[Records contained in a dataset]
-*-*-
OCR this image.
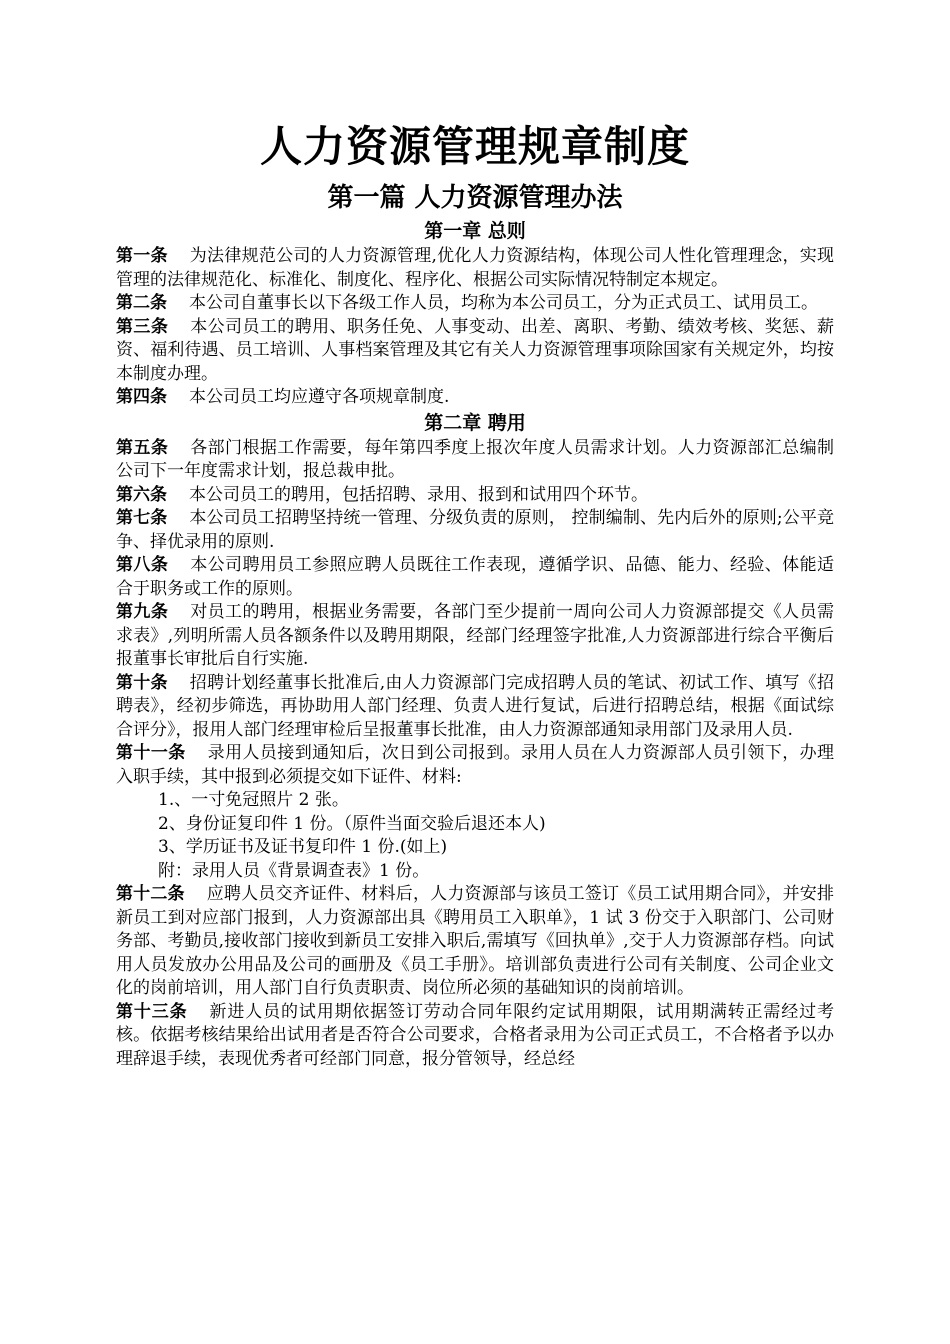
人力资源管理规章制度
第一篇 人力资源管理办法
第一章 总则

第一条 为法律规范公司的人力资源管理,优化人力资源结构，体现公司人性化管理理念，实现管理的法律规范化、标准化、制度化、程序化、根据公司实际情况特制定本规定。

第二条 本公司自董事长以下各级工作人员，均称为本公司员工，分为正式员工、试用员工。

第三条 本公司员工的聘用、职务任免、人事变动、出差、离职、考勤、绩效考核、奖惩、薪资、福利待遇、员工培训、人事档案管理及其它有关人力资源管理事项除国家有关规定外，均按本制度办理。

第四条 本公司员工均应遵守各项规章制度.

第二章 聘用

第五条 各部门根据工作需要，每年第四季度上报次年度人员需求计划。人力资源部汇总编制公司下一年度需求计划，报总裁申批。

第六条 本公司员工的聘用，包括招聘、录用、报到和试用四个环节。

第七条 本公司员工招聘坚持统一管理、分级负责的原则， 控制编制、先内后外的原则;公平竞争、择优录用的原则.

第八条 本公司聘用员工参照应聘人员既往工作表现，遵循学识、品德、能力、经验、体能适合于职务或工作的原则。

第九条 对员工的聘用，根据业务需要，各部门至少提前一周向公司人力资源部提交《人员需求表》,列明所需人员各额条件以及聘用期限，经部门经理签字批准,人力资源部进行综合平衡后报董事长审批后自行实施.

第十条 招聘计划经董事长批准后,由人力资源部门完成招聘人员的笔试、初试工作、填写《招聘表》，经初步筛选，再协助用人部门经理、负责人进行复试，后进行招聘总结，根据《面试综合评分》，报用人部门经理审检后呈报董事长批准，由人力资源部通知录用部门及录用人员.

第十一条 录用人员接到通知后，次日到公司报到。录用人员在人力资源部人员引领下，办理入职手续，其中报到必须提交如下证件、材料:

1.、一寸免冠照片 2 张。

2、身份证复印件 1 份。（原件当面交验后退还本人)

3、学历证书及证书复印件 1 份.(如上)

附：录用人员《背景调查表》1 份。

第十二条 应聘人员交齐证件、材料后，人力资源部与该员工签订《员工试用期合同》，并安排新员工到对应部门报到，人力资源部出具《聘用员工入职单》，1 试 3 份交于入职部门、公司财务部、考勤员,接收部门接收到新员工安排入职后,需填写《回执单》,交于人力资源部存档。向试用人员发放办公用品及公司的画册及《员工手册》。培训部负责进行公司有关制度、公司企业文化的岗前培训，用人部门自行负责职责、岗位所必须的基础知识的岗前培训。

第十三条 新进人员的试用期依据签订劳动合同年限约定试用期限，试用期满转正需经过考核。依据考核结果给出试用者是否符合公司要求，合格者录用为公司正式员工，不合格者予以办理辞退手续，表现优秀者可经部门同意，报分管领导，经总经
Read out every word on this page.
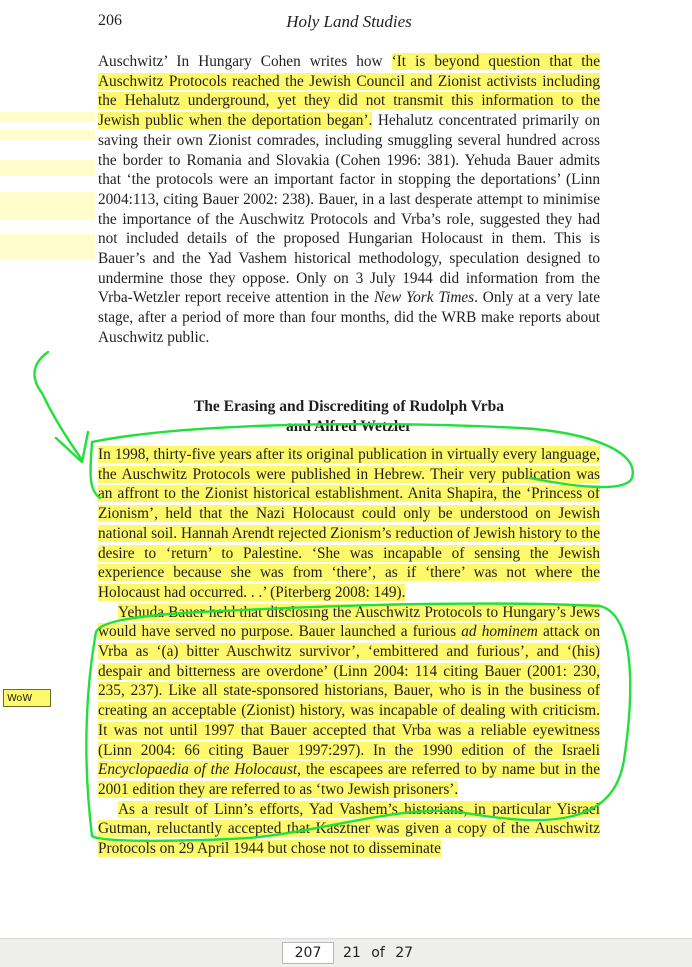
206	Holy Land Studies

Auschwitz’ In Hungary Cohen writes how ‘It is beyond question that the Auschwitz Protocols reached the Jewish Council and Zionist activists including the Hehalutz underground, yet they did not transmit this information to the Jewish public when the deportation began’. Hehalutz concentrated primarily on saving their own Zionist comrades, including smuggling several hundred across the border to Romania and Slovakia (Cohen 1996: 381). Yehuda Bauer admits that ‘the protocols were an important factor in stopping the deportations’ (Linn 2004:113, citing Bauer 2002: 238). Bauer, in a last desperate attempt to minimise the importance of the Auschwitz Protocols and Vrba’s role, suggested they had not included details of the proposed Hungarian Holocaust in them. This is Bauer’s and the Yad Vashem historical methodology, speculation designed to undermine those they oppose. Only on 3 July 1944 did information from the Vrba-Wetzler report receive attention in the New York Times. Only at a very late stage, after a period of more than four months, did the WRB make reports about Auschwitz public.

The Erasing and Discrediting of Rudolph Vrba
and Alfred Wetzler

In 1998, thirty-five years after its original publication in virtually every language, the Auschwitz Protocols were published in Hebrew. Their very publication was an affront to the Zionist historical establishment. Anita Shapira, the ‘Princess of Zionism’, held that the Nazi Holocaust could only be understood on Jewish national soil. Hannah Arendt rejected Zionism’s reduction of Jewish history to the desire to ‘return’ to Palestine. ‘She was incapable of sensing the Jewish experience because she was from ‘there’, as if ‘there’ was not where the Holocaust had occurred. . .’ (Piterberg 2008: 149).

Yehuda Bauer held that disclosing the Auschwitz Protocols to Hungary’s Jews would have served no purpose. Bauer launched a furious ad hominem attack on Vrba as ‘(a) bitter Auschwitz survivor’, ‘embittered and furious’, and ‘(his) despair and bitterness are overdone’ (Linn 2004: 114 citing Bauer (2001: 230, 235, 237). Like all state-sponsored historians, Bauer, who is in the business of creating an acceptable (Zionist) history, was incapable of dealing with criticism. It was not until 1997 that Bauer accepted that Vrba was a reliable eyewitness (Linn 2004: 66 citing Bauer 1997:297). In the 1990 edition of the Israeli Encyclopaedia of the Holocaust, the escapees are referred to by name but in the 2001 edition they are referred to as ‘two Jewish prisoners’.

As a result of Linn’s efforts, Yad Vashem’s historians, in particular Yisrael Gutman, reluctantly accepted that Kasztner was given a copy of the Auschwitz Protocols on 29 April 1944 but chose not to disseminate

WoW
207	21 of 27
-*-*-
- [The task] Restate the whole listing above exactly, except for its images.

- [Result below]
OCR this image.
人力资源管理规章制度
第一篇 人力资源管理办法
第一章 总则

第一条 为法律规范公司的人力资源管理,优化人力资源结构，体现公司人性化管理理念，实现管理的法律规范化、标准化、制度化、程序化、根据公司实际情况特制定本规定。

第二条 本公司自董事长以下各级工作人员，均称为本公司员工，分为正式员工、试用员工。

第三条 本公司员工的聘用、职务任免、人事变动、出差、离职、考勤、绩效考核、奖惩、薪资、福利待遇、员工培训、人事档案管理及其它有关人力资源管理事项除国家有关规定外，均按本制度办理。

第四条 本公司员工均应遵守各项规章制度.

第二章 聘用

第五条 各部门根据工作需要，每年第四季度上报次年度人员需求计划。人力资源部汇总编制公司下一年度需求计划，报总裁申批。

第六条 本公司员工的聘用，包括招聘、录用、报到和试用四个环节。

第七条 本公司员工招聘坚持统一管理、分级负责的原则， 控制编制、先内后外的原则;公平竞争、择优录用的原则.

第八条 本公司聘用员工参照应聘人员既往工作表现，遵循学识、品德、能力、经验、体能适合于职务或工作的原则。

第九条 对员工的聘用，根据业务需要，各部门至少提前一周向公司人力资源部提交《人员需求表》,列明所需人员各额条件以及聘用期限，经部门经理签字批准,人力资源部进行综合平衡后报董事长审批后自行实施.

第十条 招聘计划经董事长批准后,由人力资源部门完成招聘人员的笔试、初试工作、填写《招聘表》，经初步筛选，再协助用人部门经理、负责人进行复试，后进行招聘总结，根据《面试综合评分》，报用人部门经理审检后呈报董事长批准，由人力资源部通知录用部门及录用人员.

第十一条 录用人员接到通知后，次日到公司报到。录用人员在人力资源部人员引领下，办理入职手续，其中报到必须提交如下证件、材料:

1.、一寸免冠照片 2 张。

2、身份证复印件 1 份。（原件当面交验后退还本人)

3、学历证书及证书复印件 1 份.(如上)

附：录用人员《背景调查表》1 份。

第十二条 应聘人员交齐证件、材料后，人力资源部与该员工签订《员工试用期合同》，并安排新员工到对应部门报到，人力资源部出具《聘用员工入职单》，1 试 3 份交于入职部门、公司财务部、考勤员,接收部门接收到新员工安排入职后,需填写《回执单》,交于人力资源部存档。向试用人员发放办公用品及公司的画册及《员工手册》。培训部负责进行公司有关制度、公司企业文化的岗前培训，用人部门自行负责职责、岗位所必须的基础知识的岗前培训。

第十三条 新进人员的试用期依据签订劳动合同年限约定试用期限，试用期满转正需经过考核。依据考核结果给出试用者是否符合公司要求，合格者录用为公司正式员工，不合格者予以办理辞退手续，表现优秀者可经部门同意，报分管领导，经总经
Read out every word on this page.
206	Holy Land Studies

Auschwitz’ In Hungary Cohen writes how ‘It is beyond question that the Auschwitz Protocols reached the Jewish Council and Zionist activists including the Hehalutz underground, yet they did not transmit this information to the Jewish public when the deportation began’. Hehalutz concentrated primarily on saving their own Zionist comrades, including smuggling several hundred across the border to Romania and Slovakia (Cohen 1996: 381). Yehuda Bauer admits that ‘the protocols were an important factor in stopping the deportations’ (Linn 2004:113, citing Bauer 2002: 238). Bauer, in a last desperate attempt to minimise the importance of the Auschwitz Protocols and Vrba’s role, suggested they had not included details of the proposed Hungarian Holocaust in them. This is Bauer’s and the Yad Vashem historical methodology, speculation designed to undermine those they oppose. Only on 3 July 1944 did information from the Vrba-Wetzler report receive attention in the New York Times. Only at a very late stage, after a period of more than four months, did the WRB make reports about Auschwitz public.

The Erasing and Discrediting of Rudolph Vrba
and Alfred Wetzler

In 1998, thirty-five years after its original publication in virtually every language, the Auschwitz Protocols were published in Hebrew. Their very publication was an affront to the Zionist historical establishment. Anita Shapira, the ‘Princess of Zionism’, held that the Nazi Holocaust could only be understood on Jewish national soil. Hannah Arendt rejected Zionism’s reduction of Jewish history to the desire to ‘return’ to Palestine. ‘She was incapable of sensing the Jewish experience because she was from ‘there’, as if ‘there’ was not where the Holocaust had occurred. . .’ (Piterberg 2008: 149).

Yehuda Bauer held that disclosing the Auschwitz Protocols to Hungary’s Jews would have served no purpose. Bauer launched a furious ad hominem attack on Vrba as ‘(a) bitter Auschwitz survivor’, ‘embittered and furious’, and ‘(his) despair and bitterness are overdone’ (Linn 2004: 114 citing Bauer (2001: 230, 235, 237). Like all state-sponsored historians, Bauer, who is in the business of creating an acceptable (Zionist) history, was incapable of dealing with criticism. It was not until 1997 that Bauer accepted that Vrba was a reliable eyewitness (Linn 2004: 66 citing Bauer 1997:297). In the 1990 edition of the Israeli Encyclopaedia of the Holocaust, the escapees are referred to by name but in the 2001 edition they are referred to as ‘two Jewish prisoners’.

As a result of Linn’s efforts, Yad Vashem’s historians, in particular Yisrael Gutman, reluctantly accepted that Kasztner was given a copy of the Auschwitz Protocols on 29 April 1944 but chose not to disseminate

WoW
207	21 of 27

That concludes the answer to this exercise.